» What the task asks:
Update the passage on scribal harmonization from "Scribal Harmonization in the Synoptic Gospels, Cambry" to "the Synoptic Gospels.", reproducing it with "Mediterranean" changed to "Roman".

» Text shown:
════════
“Scribal Harmonization in the Synoptic Gospels” by Cambry G. Pardee

Scribal Harmonization in the Synoptic Gospels, Cambry G. PardeeScribal Harmonization in the Synoptic Gospels
by Cambry G. Pardee
Brill

Scribes in the Ancient World
«In the earliest centuries of Christianity, as the texts of the New Testament were written, dispersed, and read, scribes living throughout the Mediterranean world were entrusted with the task of copying documents that were, or would come to be, sacred. This book takes as its subject these scriveners, the artifacts they created, and the dynamic role of copyists in the transmission of the Greek manuscripts of the Synoptic Gospels.
════════
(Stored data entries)
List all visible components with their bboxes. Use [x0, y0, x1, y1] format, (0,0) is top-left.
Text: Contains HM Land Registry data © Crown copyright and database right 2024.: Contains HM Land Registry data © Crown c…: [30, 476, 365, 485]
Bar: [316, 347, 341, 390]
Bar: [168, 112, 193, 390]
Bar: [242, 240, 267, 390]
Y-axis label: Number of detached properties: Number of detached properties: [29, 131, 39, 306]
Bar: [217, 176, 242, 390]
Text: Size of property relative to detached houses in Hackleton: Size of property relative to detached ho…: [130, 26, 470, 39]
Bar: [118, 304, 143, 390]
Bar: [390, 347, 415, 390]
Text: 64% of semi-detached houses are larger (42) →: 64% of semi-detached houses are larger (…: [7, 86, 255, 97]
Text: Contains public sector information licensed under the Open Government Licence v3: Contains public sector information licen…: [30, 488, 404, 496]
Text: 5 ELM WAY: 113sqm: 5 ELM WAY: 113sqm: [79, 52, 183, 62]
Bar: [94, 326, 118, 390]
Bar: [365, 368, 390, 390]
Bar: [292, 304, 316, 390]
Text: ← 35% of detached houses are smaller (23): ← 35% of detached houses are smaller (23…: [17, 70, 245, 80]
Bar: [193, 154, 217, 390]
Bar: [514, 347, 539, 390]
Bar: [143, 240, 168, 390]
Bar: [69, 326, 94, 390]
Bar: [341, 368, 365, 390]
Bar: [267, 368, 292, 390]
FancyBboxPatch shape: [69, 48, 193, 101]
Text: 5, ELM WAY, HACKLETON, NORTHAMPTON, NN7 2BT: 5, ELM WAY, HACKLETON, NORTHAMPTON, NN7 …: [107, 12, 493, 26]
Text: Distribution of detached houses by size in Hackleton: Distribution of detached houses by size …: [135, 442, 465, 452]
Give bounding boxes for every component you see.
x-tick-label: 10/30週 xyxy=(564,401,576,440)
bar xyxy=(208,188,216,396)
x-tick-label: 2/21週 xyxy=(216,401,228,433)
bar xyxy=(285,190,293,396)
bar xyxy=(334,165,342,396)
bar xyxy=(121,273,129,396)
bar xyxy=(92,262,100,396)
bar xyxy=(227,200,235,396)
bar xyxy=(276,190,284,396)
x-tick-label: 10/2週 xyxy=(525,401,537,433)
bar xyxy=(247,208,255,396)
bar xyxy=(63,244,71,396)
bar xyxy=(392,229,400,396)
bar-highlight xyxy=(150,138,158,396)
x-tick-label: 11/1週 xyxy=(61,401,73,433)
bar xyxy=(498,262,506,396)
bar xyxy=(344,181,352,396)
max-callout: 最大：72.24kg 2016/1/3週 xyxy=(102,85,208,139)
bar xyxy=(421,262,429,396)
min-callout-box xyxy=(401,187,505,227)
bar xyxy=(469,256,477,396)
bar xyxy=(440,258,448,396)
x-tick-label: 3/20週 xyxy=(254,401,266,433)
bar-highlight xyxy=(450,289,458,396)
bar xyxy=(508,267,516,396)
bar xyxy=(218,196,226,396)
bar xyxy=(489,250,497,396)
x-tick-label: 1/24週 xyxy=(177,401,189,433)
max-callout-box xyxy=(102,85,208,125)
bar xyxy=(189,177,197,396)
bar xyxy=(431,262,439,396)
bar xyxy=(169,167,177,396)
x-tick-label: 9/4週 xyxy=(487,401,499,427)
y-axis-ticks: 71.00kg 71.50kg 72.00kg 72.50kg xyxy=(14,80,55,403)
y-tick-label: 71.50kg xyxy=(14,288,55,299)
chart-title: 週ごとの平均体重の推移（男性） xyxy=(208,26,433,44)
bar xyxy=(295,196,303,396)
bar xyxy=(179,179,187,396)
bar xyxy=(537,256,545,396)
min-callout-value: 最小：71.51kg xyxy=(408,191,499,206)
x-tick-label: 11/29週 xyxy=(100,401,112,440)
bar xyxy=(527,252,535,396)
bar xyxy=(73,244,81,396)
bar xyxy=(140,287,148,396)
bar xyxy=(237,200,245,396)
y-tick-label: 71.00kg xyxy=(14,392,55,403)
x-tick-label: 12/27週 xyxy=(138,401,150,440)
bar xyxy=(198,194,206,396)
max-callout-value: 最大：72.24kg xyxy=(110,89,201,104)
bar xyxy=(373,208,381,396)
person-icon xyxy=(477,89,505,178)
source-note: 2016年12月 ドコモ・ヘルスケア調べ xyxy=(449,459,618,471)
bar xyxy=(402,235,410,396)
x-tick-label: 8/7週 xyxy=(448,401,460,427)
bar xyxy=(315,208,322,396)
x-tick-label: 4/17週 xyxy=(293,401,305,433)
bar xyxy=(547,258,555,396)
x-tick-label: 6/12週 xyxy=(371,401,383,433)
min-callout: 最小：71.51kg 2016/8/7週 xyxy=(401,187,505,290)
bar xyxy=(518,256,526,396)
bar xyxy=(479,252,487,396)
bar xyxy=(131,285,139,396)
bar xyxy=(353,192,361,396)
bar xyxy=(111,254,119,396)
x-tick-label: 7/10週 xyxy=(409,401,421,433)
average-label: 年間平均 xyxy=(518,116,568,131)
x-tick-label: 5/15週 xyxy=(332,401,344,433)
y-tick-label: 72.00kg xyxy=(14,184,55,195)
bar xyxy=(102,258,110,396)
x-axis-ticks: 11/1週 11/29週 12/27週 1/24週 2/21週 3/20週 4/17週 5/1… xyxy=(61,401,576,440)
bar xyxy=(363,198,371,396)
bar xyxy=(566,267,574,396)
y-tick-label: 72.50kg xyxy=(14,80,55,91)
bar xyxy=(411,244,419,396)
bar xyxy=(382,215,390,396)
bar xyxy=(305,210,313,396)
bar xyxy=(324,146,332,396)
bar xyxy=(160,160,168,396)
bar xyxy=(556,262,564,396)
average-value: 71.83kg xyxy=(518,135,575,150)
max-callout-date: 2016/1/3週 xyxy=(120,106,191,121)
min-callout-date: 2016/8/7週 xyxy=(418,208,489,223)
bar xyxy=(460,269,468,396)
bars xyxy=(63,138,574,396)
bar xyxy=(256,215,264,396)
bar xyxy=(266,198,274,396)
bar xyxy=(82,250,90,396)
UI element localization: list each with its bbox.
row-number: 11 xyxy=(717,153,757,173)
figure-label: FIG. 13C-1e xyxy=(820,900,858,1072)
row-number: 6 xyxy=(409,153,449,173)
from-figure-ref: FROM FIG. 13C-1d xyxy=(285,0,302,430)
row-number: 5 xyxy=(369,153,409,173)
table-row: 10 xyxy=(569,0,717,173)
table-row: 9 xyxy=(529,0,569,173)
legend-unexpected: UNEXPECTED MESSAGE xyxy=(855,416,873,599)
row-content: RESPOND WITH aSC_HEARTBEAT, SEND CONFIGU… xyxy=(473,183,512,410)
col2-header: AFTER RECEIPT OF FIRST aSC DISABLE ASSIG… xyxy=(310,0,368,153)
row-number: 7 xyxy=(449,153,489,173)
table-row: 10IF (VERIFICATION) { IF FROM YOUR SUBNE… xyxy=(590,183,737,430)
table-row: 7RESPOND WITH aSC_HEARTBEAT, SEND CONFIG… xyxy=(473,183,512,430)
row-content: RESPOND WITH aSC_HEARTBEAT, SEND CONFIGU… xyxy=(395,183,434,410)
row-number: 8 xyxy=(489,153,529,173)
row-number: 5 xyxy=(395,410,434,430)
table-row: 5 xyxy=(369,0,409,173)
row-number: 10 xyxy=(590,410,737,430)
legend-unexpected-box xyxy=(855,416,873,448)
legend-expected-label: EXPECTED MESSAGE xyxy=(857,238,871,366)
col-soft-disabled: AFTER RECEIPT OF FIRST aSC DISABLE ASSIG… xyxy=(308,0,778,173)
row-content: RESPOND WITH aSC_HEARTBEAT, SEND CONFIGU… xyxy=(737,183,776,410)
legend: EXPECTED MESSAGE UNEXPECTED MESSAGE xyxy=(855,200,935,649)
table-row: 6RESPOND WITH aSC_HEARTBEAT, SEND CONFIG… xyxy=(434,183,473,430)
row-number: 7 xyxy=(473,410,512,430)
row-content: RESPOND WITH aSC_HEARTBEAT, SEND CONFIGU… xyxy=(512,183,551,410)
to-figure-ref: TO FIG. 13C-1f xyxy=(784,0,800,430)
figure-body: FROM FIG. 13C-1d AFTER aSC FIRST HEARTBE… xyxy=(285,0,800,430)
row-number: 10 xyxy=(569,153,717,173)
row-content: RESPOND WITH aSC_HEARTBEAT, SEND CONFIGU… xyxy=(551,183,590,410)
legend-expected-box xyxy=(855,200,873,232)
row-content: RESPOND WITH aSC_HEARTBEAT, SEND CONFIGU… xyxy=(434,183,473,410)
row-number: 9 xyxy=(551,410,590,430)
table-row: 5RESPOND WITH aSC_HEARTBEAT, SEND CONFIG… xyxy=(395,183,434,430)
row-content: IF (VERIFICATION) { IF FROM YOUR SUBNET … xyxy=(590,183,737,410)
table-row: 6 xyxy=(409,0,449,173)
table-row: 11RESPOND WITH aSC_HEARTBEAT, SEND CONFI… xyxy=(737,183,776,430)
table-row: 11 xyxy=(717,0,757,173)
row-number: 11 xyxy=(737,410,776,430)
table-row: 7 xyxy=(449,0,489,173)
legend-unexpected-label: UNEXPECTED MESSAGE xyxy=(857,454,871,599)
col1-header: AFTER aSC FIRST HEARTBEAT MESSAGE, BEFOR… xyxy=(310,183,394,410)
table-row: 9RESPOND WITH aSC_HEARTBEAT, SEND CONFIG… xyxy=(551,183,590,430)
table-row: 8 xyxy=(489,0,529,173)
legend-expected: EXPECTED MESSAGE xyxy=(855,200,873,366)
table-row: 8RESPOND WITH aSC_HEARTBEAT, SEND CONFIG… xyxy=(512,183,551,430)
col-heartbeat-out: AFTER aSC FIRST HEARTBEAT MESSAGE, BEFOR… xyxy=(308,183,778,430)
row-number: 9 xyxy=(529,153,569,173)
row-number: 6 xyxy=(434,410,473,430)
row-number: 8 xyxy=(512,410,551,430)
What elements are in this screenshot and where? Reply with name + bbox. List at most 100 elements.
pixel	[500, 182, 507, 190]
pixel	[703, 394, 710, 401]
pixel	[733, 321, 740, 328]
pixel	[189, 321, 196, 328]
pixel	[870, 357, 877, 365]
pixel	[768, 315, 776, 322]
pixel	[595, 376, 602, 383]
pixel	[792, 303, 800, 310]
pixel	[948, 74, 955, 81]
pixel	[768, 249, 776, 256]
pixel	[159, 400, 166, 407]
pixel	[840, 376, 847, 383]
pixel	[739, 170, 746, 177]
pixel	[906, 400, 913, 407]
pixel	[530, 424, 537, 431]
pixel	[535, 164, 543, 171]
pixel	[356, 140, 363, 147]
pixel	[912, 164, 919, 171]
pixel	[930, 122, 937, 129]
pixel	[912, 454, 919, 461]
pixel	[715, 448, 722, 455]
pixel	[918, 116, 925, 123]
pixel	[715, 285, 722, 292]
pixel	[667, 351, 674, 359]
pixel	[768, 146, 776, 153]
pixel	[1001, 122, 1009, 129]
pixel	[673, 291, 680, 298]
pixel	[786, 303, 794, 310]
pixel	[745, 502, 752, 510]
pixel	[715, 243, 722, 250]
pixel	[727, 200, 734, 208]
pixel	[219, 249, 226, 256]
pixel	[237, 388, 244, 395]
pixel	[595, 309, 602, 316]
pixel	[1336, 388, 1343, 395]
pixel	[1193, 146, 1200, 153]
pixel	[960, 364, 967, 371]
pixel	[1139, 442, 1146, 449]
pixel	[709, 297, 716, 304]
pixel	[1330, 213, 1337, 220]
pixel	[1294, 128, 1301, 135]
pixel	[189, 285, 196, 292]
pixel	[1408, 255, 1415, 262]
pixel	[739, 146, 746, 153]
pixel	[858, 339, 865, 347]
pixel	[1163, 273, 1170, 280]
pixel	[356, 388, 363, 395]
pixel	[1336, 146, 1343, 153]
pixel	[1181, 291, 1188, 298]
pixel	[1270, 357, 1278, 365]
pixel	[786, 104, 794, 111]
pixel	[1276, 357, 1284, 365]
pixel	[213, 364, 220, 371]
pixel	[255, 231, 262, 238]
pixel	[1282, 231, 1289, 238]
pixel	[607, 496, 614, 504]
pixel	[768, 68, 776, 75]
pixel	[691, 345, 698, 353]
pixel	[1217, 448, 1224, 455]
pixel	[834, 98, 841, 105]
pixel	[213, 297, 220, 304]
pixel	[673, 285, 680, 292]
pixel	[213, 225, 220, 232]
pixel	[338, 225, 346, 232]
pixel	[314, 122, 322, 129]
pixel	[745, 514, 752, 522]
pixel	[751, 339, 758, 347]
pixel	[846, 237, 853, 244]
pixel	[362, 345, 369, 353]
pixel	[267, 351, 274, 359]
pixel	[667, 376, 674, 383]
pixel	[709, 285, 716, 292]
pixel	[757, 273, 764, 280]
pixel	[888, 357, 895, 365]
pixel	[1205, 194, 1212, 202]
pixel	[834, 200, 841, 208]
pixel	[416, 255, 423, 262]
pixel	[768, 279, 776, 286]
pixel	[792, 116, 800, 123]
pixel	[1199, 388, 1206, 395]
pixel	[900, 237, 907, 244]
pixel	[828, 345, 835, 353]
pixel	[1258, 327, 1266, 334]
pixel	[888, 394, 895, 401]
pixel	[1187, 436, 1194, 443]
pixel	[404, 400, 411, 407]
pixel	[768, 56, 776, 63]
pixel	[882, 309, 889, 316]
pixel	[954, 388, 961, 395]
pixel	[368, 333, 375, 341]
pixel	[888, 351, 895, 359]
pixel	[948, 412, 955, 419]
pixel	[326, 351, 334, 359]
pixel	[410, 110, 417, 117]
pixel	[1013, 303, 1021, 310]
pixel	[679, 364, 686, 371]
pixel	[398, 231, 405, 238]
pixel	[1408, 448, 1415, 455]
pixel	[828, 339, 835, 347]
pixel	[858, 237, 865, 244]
════════
» Response:
Scribal Harmonization in the Synoptic Gospels, Cambry G. PardeeScribal Harmonization in the Synoptic Gospels
by Cambry G. Pardee
Brill

Scribes in the Ancient World
«In the earliest centuries of Christianity, as the texts of the New Testament were written, dispersed, and read, scribes living throughout the Roman world were entrusted with the task of copying documents that were, or would come to be, sacred. This book takes as its subject these scriveners, the artifacts they created, and the dynamic role of copyists in the transmission of the Greek manuscripts of the Synoptic Gospels.